Job. Can you output the material exactly as written, minus any pictures it holds?

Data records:

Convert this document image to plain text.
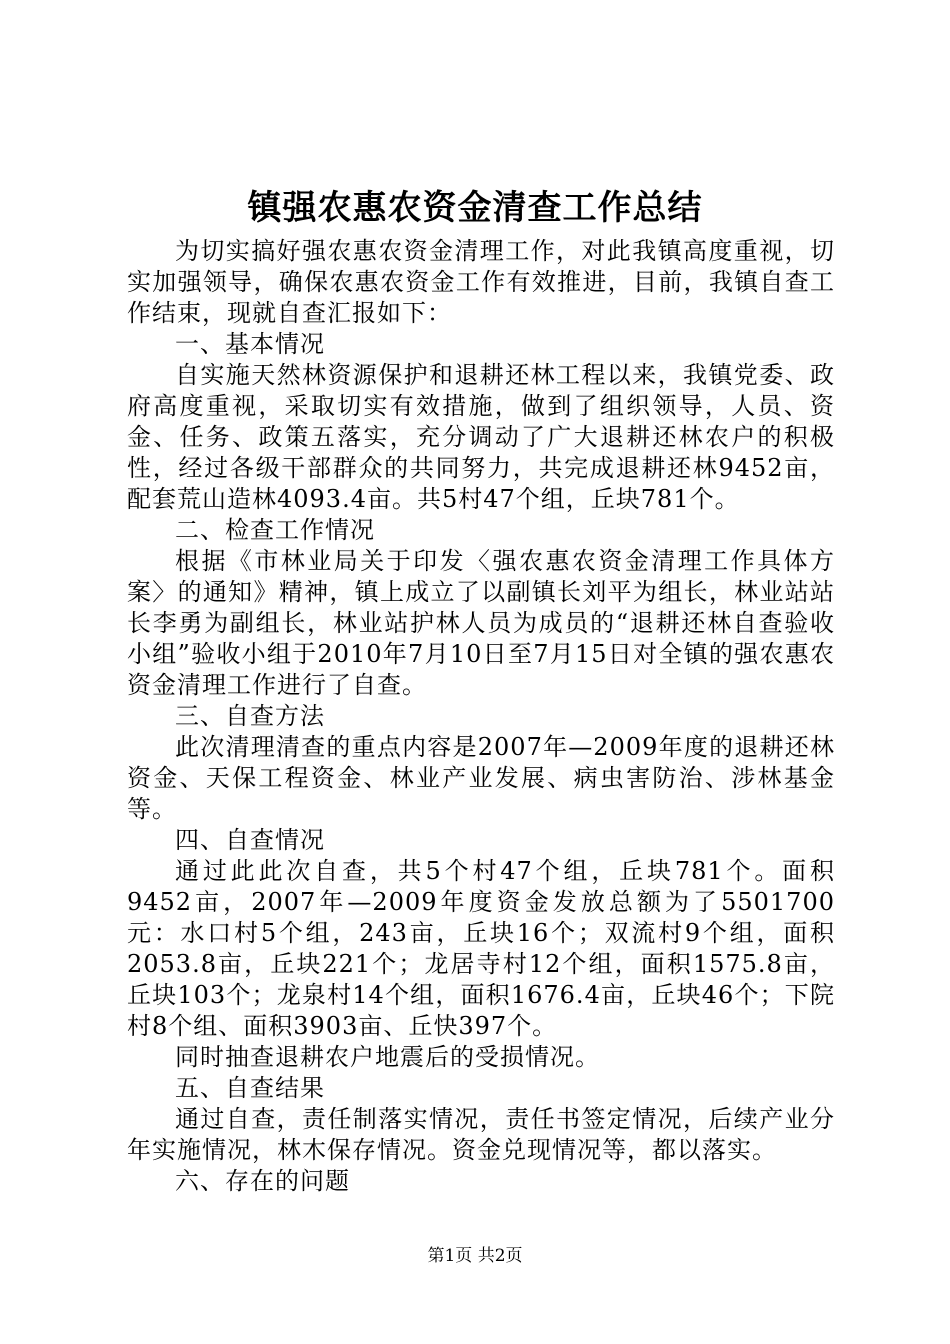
镇强农惠农资金清查工作总结

为切实搞好强农惠农资金清理工作，对此我镇高度重视，切实加强领导，确保农惠农资金工作有效推进，目前，我镇自查工作结束，现就自查汇报如下：

一、基本情况

自实施天然林资源保护和退耕还林工程以来，我镇党委、政府高度重视，采取切实有效措施，做到了组织领导，人员、资金、任务、政策五落实，充分调动了广大退耕还林农户的积极性，经过各级干部群众的共同努力，共完成退耕还林9452亩，配套荒山造林4093.4亩。共5村47个组，丘块781个。

二、检查工作情况

根据《市林业局关于印发〈强农惠农资金清理工作具体方案〉的通知》精神，镇上成立了以副镇长刘平为组长，林业站站长李勇为副组长，林业站护林人员为成员的“退耕还林自查验收小组”验收小组于2010年7月10日至7月15日对全镇的强农惠农资金清理工作进行了自查。

三、自查方法

此次清理清查的重点内容是2007年—2009年度的退耕还林资金、天保工程资金、林业产业发展、病虫害防治、涉林基金等。

四、自查情况

通过此此次自查，共5个村47个组，丘块781个。面积9452亩，2007年—2009年度资金发放总额为了5501700元：水口村5个组，243亩，丘块16个；双流村9个组，面积2053.8亩，丘块221个；龙居寺村12个组，面积1575.8亩，丘块103个；龙泉村14个组，面积1676.4亩，丘块46个；下院村8个组、面积3903亩、丘快397个。

同时抽查退耕农户地震后的受损情况。

五、自查结果

通过自查，责任制落实情况，责任书签定情况，后续产业分年实施情况，林木保存情况。资金兑现情况等，都以落实。

六、存在的问题

第1页 共2页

Exercise response.
Convert this document image to plain text.
镇强农惠农资金清查工作总结

为切实搞好强农惠农资金清理工作，对此我镇高度重视，切实加强领导，确保农惠农资金工作有效推进，目前，我镇自查工作结束，现就自查汇报如下：

一、基本情况

自实施天然林资源保护和退耕还林工程以来，我镇党委、政府高度重视，采取切实有效措施，做到了组织领导，人员、资金、任务、政策五落实，充分调动了广大退耕还林农户的积极性，经过各级干部群众的共同努力，共完成退耕还林9452亩，配套荒山造林4093.4亩。共5村47个组，丘块781个。

二、检查工作情况

根据《市林业局关于印发〈强农惠农资金清理工作具体方案〉的通知》精神，镇上成立了以副镇长刘平为组长，林业站站长李勇为副组长，林业站护林人员为成员的“退耕还林自查验收小组”验收小组于2010年7月10日至7月15日对全镇的强农惠农资金清理工作进行了自查。

三、自查方法

此次清理清查的重点内容是2007年—2009年度的退耕还林资金、天保工程资金、林业产业发展、病虫害防治、涉林基金等。

四、自查情况

通过此此次自查，共5个村47个组，丘块781个。面积9452亩，2007年—2009年度资金发放总额为了5501700元：水口村5个组，243亩，丘块16个；双流村9个组，面积2053.8亩，丘块221个；龙居寺村12个组，面积1575.8亩，丘块103个；龙泉村14个组，面积1676.4亩，丘块46个；下院村8个组、面积3903亩、丘快397个。

同时抽查退耕农户地震后的受损情况。

五、自查结果

通过自查，责任制落实情况，责任书签定情况，后续产业分年实施情况，林木保存情况。资金兑现情况等，都以落实。

六、存在的问题

第1页 共2页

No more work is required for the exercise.